-- SELECTED EXTRACT follows --

Book Review: Flight of the Puffin by Ann Braden

Flight of the Puffin by Ann Braden: 9781984816061 | PenguinRandomHouse.com:  Books

Title: Flight of the Puffin

Author: Ann Braden

Genre: Realistic Middle Grade Fiction

Number of Pages: 240

Rating: C+

Recommended?: No


I almost feel bad giving this one a negative review because I actually liked the characters, and it had potential. However, Flight of the Puffin is so saccharine it almost put me into sugar shock, and the way the characters and their stories were developed ultimately could have been SO much better.

This book centers around four kids- Libby (a girl with an uncaring family who’s considered to be a ‘bad egg,’) Vincent (a nerdy, bullied boy enamored with triangles,) T (a non-binary kid living on the street,) and Jack (a boy mourning the loss of his younger brother and trying to save his small-town schoolhouse) with alternating chapters from their perspectives.

Libby loves to draw and paint and she has the idea of writing positive messages on index cards and leaving them around in public for random people to find. Her gesture of kindness ends up bringing these very different kids together and gives them the strength to deal with the problems in their lives. This is the kind of book where serious issues are resolved super-easily.

-- SELECTED EXTRACT concluded --

- [TASKS FOR THIS EXERCISE]:
(1) In two sentences, what does the review of Flight of the Puffin say?
(2) How would the paragraph of the review beginning "This book centers around four kids" read as a list that keeps its main facts?
(3) Answer these questions from the review:
(a) How many pages does the book have?
(b) What shape is Vincent enamored with?
(c) What does Libby write her positive messages on?
The data that comes next has no connection to the review.

-- SUPPLIED RECORDS follows --

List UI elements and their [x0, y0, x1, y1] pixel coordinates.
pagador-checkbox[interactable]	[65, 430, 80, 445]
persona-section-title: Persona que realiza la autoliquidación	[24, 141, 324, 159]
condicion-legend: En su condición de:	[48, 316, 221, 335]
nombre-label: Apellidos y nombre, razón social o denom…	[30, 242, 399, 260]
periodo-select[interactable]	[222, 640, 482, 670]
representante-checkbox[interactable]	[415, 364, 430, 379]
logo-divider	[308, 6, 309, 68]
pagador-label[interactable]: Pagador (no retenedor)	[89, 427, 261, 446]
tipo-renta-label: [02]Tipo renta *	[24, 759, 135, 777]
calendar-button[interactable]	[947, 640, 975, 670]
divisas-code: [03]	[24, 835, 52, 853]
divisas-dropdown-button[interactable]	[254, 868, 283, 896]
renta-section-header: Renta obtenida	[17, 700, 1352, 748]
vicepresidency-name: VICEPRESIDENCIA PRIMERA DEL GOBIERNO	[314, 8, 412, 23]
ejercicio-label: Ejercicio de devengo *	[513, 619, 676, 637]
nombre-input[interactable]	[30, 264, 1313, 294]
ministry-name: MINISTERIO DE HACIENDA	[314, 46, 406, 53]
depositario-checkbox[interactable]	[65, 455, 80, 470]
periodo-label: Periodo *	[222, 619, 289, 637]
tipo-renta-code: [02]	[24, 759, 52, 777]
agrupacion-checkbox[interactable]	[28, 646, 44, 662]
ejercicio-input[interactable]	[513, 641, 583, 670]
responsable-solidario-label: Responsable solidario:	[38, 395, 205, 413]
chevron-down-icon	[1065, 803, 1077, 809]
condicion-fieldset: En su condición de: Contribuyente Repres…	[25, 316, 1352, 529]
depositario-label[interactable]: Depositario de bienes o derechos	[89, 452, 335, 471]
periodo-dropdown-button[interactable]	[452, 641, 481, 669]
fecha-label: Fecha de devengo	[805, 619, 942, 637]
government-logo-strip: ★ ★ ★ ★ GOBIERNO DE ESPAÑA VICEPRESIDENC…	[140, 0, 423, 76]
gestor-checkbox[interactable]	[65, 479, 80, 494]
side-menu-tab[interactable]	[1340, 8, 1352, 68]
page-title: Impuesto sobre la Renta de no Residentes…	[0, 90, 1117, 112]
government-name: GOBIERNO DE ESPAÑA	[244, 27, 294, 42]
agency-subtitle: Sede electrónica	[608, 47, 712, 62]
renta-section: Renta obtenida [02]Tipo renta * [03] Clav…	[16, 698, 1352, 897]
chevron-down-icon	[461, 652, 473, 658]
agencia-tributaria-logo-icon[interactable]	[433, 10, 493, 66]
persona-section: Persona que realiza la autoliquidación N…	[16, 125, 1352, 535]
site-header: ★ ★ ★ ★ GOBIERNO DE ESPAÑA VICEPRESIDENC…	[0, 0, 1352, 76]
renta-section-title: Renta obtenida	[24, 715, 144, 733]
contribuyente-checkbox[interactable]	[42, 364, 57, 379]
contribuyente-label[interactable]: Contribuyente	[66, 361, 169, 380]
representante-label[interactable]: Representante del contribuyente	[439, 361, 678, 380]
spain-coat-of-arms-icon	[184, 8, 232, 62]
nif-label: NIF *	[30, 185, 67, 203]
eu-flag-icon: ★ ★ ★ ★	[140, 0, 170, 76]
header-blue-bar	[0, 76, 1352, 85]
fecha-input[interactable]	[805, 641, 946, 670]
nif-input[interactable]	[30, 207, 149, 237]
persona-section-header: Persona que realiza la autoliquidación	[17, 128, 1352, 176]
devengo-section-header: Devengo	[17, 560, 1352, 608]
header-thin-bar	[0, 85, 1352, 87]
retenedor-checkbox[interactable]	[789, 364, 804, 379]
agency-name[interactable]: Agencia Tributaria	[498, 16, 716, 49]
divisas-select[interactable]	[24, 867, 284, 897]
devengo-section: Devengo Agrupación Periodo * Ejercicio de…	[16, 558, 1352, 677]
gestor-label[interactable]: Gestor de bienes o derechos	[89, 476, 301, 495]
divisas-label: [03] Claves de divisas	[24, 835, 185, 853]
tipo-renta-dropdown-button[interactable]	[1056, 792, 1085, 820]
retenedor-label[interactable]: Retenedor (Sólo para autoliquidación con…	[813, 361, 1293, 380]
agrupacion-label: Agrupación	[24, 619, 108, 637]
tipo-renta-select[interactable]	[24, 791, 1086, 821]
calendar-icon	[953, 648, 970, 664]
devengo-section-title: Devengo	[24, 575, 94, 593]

-- SUPPLIED RECORDS concluded --

- [SOLUTIONS BELOW]:
(1) The review gives Ann Braden's 240-page realistic middle grade novel Flight of the Puffin a C+ and does not recommend it, finding it so saccharine it almost caused sugar shock, even though the reviewer liked the characters and saw potential. The book follows four kids in alternating chapters, and Libby's positive messages on index cards left in public bring them together, though serious issues are resolved super-easily.

(2)
The book centers on four kids, with alternating chapters from each one's perspective:
- Libby: a girl with an uncaring family who is considered a "bad egg"
- Vincent: a nerdy, bullied boy enamored with triangles
- T: a non-binary kid living on the street
- Jack: a boy mourning the loss of his younger brother and trying to save his small-town schoolhouse

(3)
(a) 240
(b) Triangles
(c) Index cards